> _What is needed_: Copy the lines exactly, starting with the line that contains "echo-cell — [618, 484, 621, 489]" and ending with the line that contains "echo-cell — [192, 141, 200, 145]", both included.

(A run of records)
-- begin --

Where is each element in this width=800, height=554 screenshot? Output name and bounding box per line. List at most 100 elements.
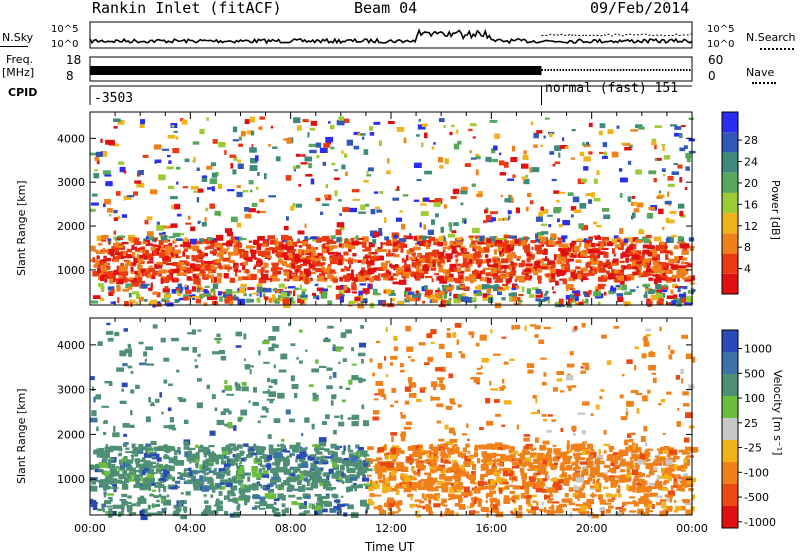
echo-cell — [618, 484, 621, 489]
echo-cell — [267, 483, 274, 487]
echo-cell — [390, 454, 396, 459]
echo-cell — [362, 236, 369, 243]
echo-cell — [437, 241, 444, 247]
echo-cell — [452, 474, 456, 480]
echo-cell — [173, 249, 181, 252]
echo-cell — [133, 257, 138, 264]
echo-cell — [104, 500, 112, 505]
echo-cell — [327, 450, 334, 453]
echo-cell — [505, 481, 509, 488]
echo-cell — [398, 279, 407, 285]
echo-cell — [397, 267, 403, 273]
echo-cell — [504, 240, 510, 244]
echo-cell — [122, 363, 128, 367]
echo-cell — [401, 483, 409, 488]
echo-cell — [691, 275, 695, 281]
echo-cell — [165, 245, 173, 252]
echo-cell — [224, 423, 228, 427]
echo-cell — [409, 256, 416, 261]
echo-cell — [227, 247, 230, 250]
echo-cell — [184, 468, 192, 472]
echo-cell — [281, 438, 285, 442]
echo-cell — [256, 449, 264, 456]
echo-cell — [374, 256, 379, 260]
echo-cell — [571, 328, 577, 333]
echo-cell — [113, 470, 116, 476]
echo-cell — [276, 289, 280, 294]
echo-cell — [685, 509, 692, 516]
echo-cell — [334, 445, 340, 451]
echo-cell — [648, 206, 656, 210]
echo-cell — [449, 225, 452, 232]
echo-cell — [382, 265, 388, 271]
echo-cell — [187, 447, 196, 450]
echo-cell — [165, 294, 171, 298]
echo-cell — [499, 172, 507, 176]
echo-cell — [636, 202, 644, 208]
echo-cell — [111, 288, 115, 294]
echo-cell — [192, 141, 200, 145]
echo-cell — [625, 257, 629, 263]
echo-cell — [353, 259, 358, 263]
echo-cell — [648, 170, 657, 175]
echo-cell — [456, 252, 463, 256]
echo-cell — [394, 264, 399, 268]
echo-cell — [97, 267, 101, 274]
echo-cell — [596, 225, 602, 228]
echo-cell — [576, 270, 584, 274]
echo-cell — [595, 404, 600, 410]
echo-cell — [225, 482, 233, 488]
echo-cell — [309, 475, 318, 481]
echo-cell — [437, 444, 440, 447]
echo-cell — [445, 275, 448, 281]
echo-cell — [373, 288, 378, 295]
echo-cell — [530, 506, 539, 511]
echo-cell — [121, 255, 125, 259]
echo-cell — [574, 296, 579, 302]
echo-cell — [351, 189, 360, 193]
echo-cell — [683, 458, 687, 464]
echo-cell — [365, 203, 370, 207]
echo-cell — [669, 124, 678, 127]
echo-cell — [340, 332, 347, 338]
echo-cell — [343, 288, 351, 293]
echo-cell — [459, 285, 465, 289]
echo-cell — [142, 241, 148, 245]
echo-cell — [455, 474, 461, 480]
echo-cell — [588, 199, 593, 204]
echo-cell — [686, 276, 692, 279]
echo-cell — [645, 234, 652, 239]
echo-cell — [401, 257, 405, 263]
echo-cell — [115, 466, 119, 469]
echo-cell — [451, 245, 457, 251]
echo-cell — [160, 276, 165, 280]
echo-cell — [343, 457, 349, 461]
echo-cell — [561, 467, 569, 471]
echo-cell — [315, 451, 323, 455]
echo-cell — [666, 454, 671, 458]
echo-cell — [397, 500, 403, 506]
echo-cell — [113, 276, 116, 282]
echo-cell — [417, 484, 425, 490]
echo-cell — [677, 478, 683, 482]
echo-cell — [105, 463, 112, 469]
echo-cell — [388, 466, 395, 471]
echo-cell — [450, 450, 455, 455]
echo-cell — [256, 297, 261, 303]
echo-cell — [190, 186, 199, 190]
echo-cell — [437, 287, 441, 292]
echo-cell — [632, 265, 638, 270]
echo-cell — [493, 275, 501, 280]
echo-cell — [263, 262, 269, 268]
echo-cell — [471, 332, 474, 339]
echo-cell — [309, 468, 316, 472]
echo-cell — [167, 474, 171, 479]
echo-cell — [671, 234, 677, 238]
echo-cell — [669, 498, 673, 503]
echo-cell — [392, 248, 398, 253]
echo-cell — [210, 243, 215, 246]
echo-cell — [339, 226, 345, 231]
echo-cell — [120, 505, 125, 510]
echo-cell — [269, 247, 274, 251]
echo-cell — [358, 290, 363, 297]
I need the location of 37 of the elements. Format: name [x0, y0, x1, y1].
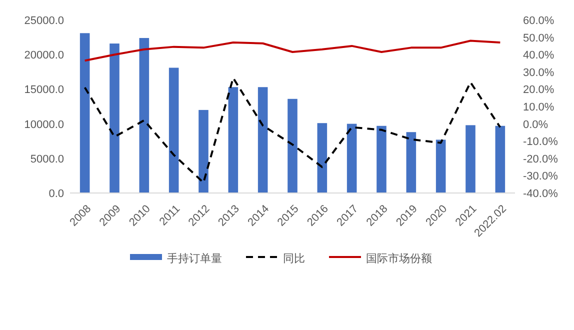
bar: [317, 123, 328, 193]
bar: [406, 132, 416, 193]
y2-tick-label: -20.0%: [523, 153, 558, 166]
y-tick-label: 25000.0: [24, 15, 64, 27]
legend-label: 手持订单量: [167, 252, 222, 265]
y-tick-label: 20000.0: [24, 50, 64, 62]
bar: [228, 87, 238, 193]
y2-tick-label: 0.0%: [523, 118, 548, 131]
y2-tick-label: -30.0%: [523, 170, 558, 183]
y-tick-label: 15000.0: [24, 84, 64, 96]
legend-label: 国际市场份额: [366, 252, 432, 265]
bar: [168, 68, 179, 193]
bar: [110, 44, 120, 193]
bar: [436, 140, 446, 193]
y-tick-label: 5000.0: [30, 153, 64, 166]
bar: [495, 126, 506, 193]
y-tick-label: 10000.0: [24, 118, 64, 131]
y2-tick-label: 60.0%: [523, 15, 554, 27]
y2-tick-label: -40.0%: [523, 188, 558, 200]
y2-tick-label: 40.0%: [523, 50, 554, 62]
bar: [346, 124, 357, 193]
bar: [258, 87, 268, 193]
legend-label: 同比: [283, 252, 305, 265]
bar: [198, 110, 208, 193]
bar: [139, 38, 150, 193]
line-series: [84, 40, 502, 62]
bar: [466, 125, 476, 193]
y2-tick-label: 30.0%: [523, 66, 554, 79]
line-series: [84, 76, 502, 184]
y-tick-label: 0.0: [48, 188, 64, 200]
bar: [376, 126, 386, 193]
y2-tick-label: 50.0%: [523, 32, 554, 44]
y2-tick-label: 10.0%: [523, 102, 554, 114]
bar: [288, 98, 298, 193]
y2-tick-label: 20.0%: [523, 84, 554, 96]
bar: [80, 33, 90, 193]
y2-tick-label: -10.0%: [523, 136, 558, 148]
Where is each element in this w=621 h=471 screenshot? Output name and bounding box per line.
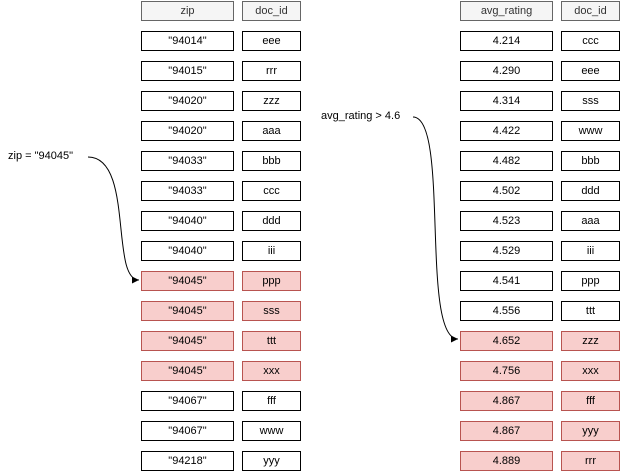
rating-index-doc-id-cell: ttt bbox=[561, 301, 620, 321]
rating-index-doc-id-cell: www bbox=[561, 121, 620, 141]
zip-index-doc-id-cell: aaa bbox=[242, 121, 301, 141]
zip-index-doc-id-cell: iii bbox=[242, 241, 301, 261]
left-doc-id-column-header: doc_id bbox=[242, 1, 301, 21]
avg-rating-column-header: avg_rating bbox=[460, 1, 553, 21]
zip-index-zip-cell: "94045" bbox=[141, 361, 234, 381]
zip-index-zip-cell: "94045" bbox=[141, 271, 234, 291]
rating-index-avg-rating-cell: 4.314 bbox=[460, 91, 553, 111]
zip-index-zip-cell: "94040" bbox=[141, 211, 234, 231]
rating-index-doc-id-cell: iii bbox=[561, 241, 620, 261]
zip-index-zip-cell: "94020" bbox=[141, 91, 234, 111]
zip-index-zip-cell: "94033" bbox=[141, 151, 234, 171]
zip-index-doc-id-cell: bbb bbox=[242, 151, 301, 171]
zip-index-doc-id-cell: yyy bbox=[242, 451, 301, 471]
rating-index-doc-id-cell: sss bbox=[561, 91, 620, 111]
zip-filter-label: zip = "94045" bbox=[8, 150, 73, 162]
zip-index-doc-id-cell: zzz bbox=[242, 91, 301, 111]
rating-index-doc-id-cell: zzz bbox=[561, 331, 620, 351]
zip-index-zip-cell: "94045" bbox=[141, 301, 234, 321]
rating-index-avg-rating-cell: 4.652 bbox=[460, 331, 553, 351]
rating-index-doc-id-cell: eee bbox=[561, 61, 620, 81]
zip-filter-arrow bbox=[87, 156, 140, 284]
zip-index-doc-id-cell: www bbox=[242, 421, 301, 441]
zip-index-doc-id-cell: fff bbox=[242, 391, 301, 411]
zip-column-header: zip bbox=[141, 1, 234, 21]
rating-index-avg-rating-cell: 4.556 bbox=[460, 301, 553, 321]
zip-index-zip-cell: "94045" bbox=[141, 331, 234, 351]
zip-index-zip-cell: "94020" bbox=[141, 121, 234, 141]
rating-index-doc-id-cell: ddd bbox=[561, 181, 620, 201]
zip-index-doc-id-cell: ttt bbox=[242, 331, 301, 351]
right-doc-id-column-header: doc_id bbox=[561, 1, 620, 21]
zip-index-zip-cell: "94067" bbox=[141, 421, 234, 441]
rating-index-doc-id-cell: ccc bbox=[561, 31, 620, 51]
rating-filter-label: avg_rating > 4.6 bbox=[321, 110, 401, 122]
rating-filter-arrow bbox=[412, 116, 459, 343]
zip-index-doc-id-cell: xxx bbox=[242, 361, 301, 381]
zip-index-doc-id-cell: ppp bbox=[242, 271, 301, 291]
rating-index-avg-rating-cell: 4.756 bbox=[460, 361, 553, 381]
rating-index-avg-rating-cell: 4.290 bbox=[460, 61, 553, 81]
rating-index-doc-id-cell: bbb bbox=[561, 151, 620, 171]
zip-index-zip-cell: "94015" bbox=[141, 61, 234, 81]
zip-index-doc-id-cell: eee bbox=[242, 31, 301, 51]
rating-index-doc-id-cell: aaa bbox=[561, 211, 620, 231]
rating-index-avg-rating-cell: 4.523 bbox=[460, 211, 553, 231]
rating-index-avg-rating-cell: 4.867 bbox=[460, 421, 553, 441]
rating-index-avg-rating-cell: 4.541 bbox=[460, 271, 553, 291]
rating-index-doc-id-cell: ppp bbox=[561, 271, 620, 291]
rating-index-doc-id-cell: fff bbox=[561, 391, 620, 411]
zip-index-doc-id-cell: sss bbox=[242, 301, 301, 321]
zip-index-doc-id-cell: ccc bbox=[242, 181, 301, 201]
rating-index-avg-rating-cell: 4.502 bbox=[460, 181, 553, 201]
rating-index-avg-rating-cell: 4.422 bbox=[460, 121, 553, 141]
rating-index-avg-rating-cell: 4.529 bbox=[460, 241, 553, 261]
zip-index-zip-cell: "94067" bbox=[141, 391, 234, 411]
zip-index-zip-cell: "94014" bbox=[141, 31, 234, 51]
rating-index-doc-id-cell: yyy bbox=[561, 421, 620, 441]
rating-index-avg-rating-cell: 4.482 bbox=[460, 151, 553, 171]
rating-index-avg-rating-cell: 4.214 bbox=[460, 31, 553, 51]
rating-index-doc-id-cell: xxx bbox=[561, 361, 620, 381]
zip-index-zip-cell: "94218" bbox=[141, 451, 234, 471]
zip-index-zip-cell: "94040" bbox=[141, 241, 234, 261]
zip-index-zip-cell: "94033" bbox=[141, 181, 234, 201]
zip-index-doc-id-cell: rrr bbox=[242, 61, 301, 81]
rating-index-avg-rating-cell: 4.867 bbox=[460, 391, 553, 411]
zip-index-doc-id-cell: ddd bbox=[242, 211, 301, 231]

-- end --

> _Exercise answer_:
echo-cell — [618, 484, 621, 489]
echo-cell — [267, 483, 274, 487]
echo-cell — [390, 454, 396, 459]
echo-cell — [362, 236, 369, 243]
echo-cell — [437, 241, 444, 247]
echo-cell — [452, 474, 456, 480]
echo-cell — [173, 249, 181, 252]
echo-cell — [133, 257, 138, 264]
echo-cell — [104, 500, 112, 505]
echo-cell — [327, 450, 334, 453]
echo-cell — [505, 481, 509, 488]
echo-cell — [398, 279, 407, 285]
echo-cell — [397, 267, 403, 273]
echo-cell — [504, 240, 510, 244]
echo-cell — [122, 363, 128, 367]
echo-cell — [401, 483, 409, 488]
echo-cell — [691, 275, 695, 281]
echo-cell — [165, 245, 173, 252]
echo-cell — [224, 423, 228, 427]
echo-cell — [409, 256, 416, 261]
echo-cell — [227, 247, 230, 250]
echo-cell — [184, 468, 192, 472]
echo-cell — [281, 438, 285, 442]
echo-cell — [256, 449, 264, 456]
echo-cell — [374, 256, 379, 260]
echo-cell — [571, 328, 577, 333]
echo-cell — [113, 470, 116, 476]
echo-cell — [276, 289, 280, 294]
echo-cell — [685, 509, 692, 516]
echo-cell — [334, 445, 340, 451]
echo-cell — [648, 206, 656, 210]
echo-cell — [449, 225, 452, 232]
echo-cell — [382, 265, 388, 271]
echo-cell — [187, 447, 196, 450]
echo-cell — [165, 294, 171, 298]
echo-cell — [499, 172, 507, 176]
echo-cell — [636, 202, 644, 208]
echo-cell — [111, 288, 115, 294]
echo-cell — [192, 141, 200, 145]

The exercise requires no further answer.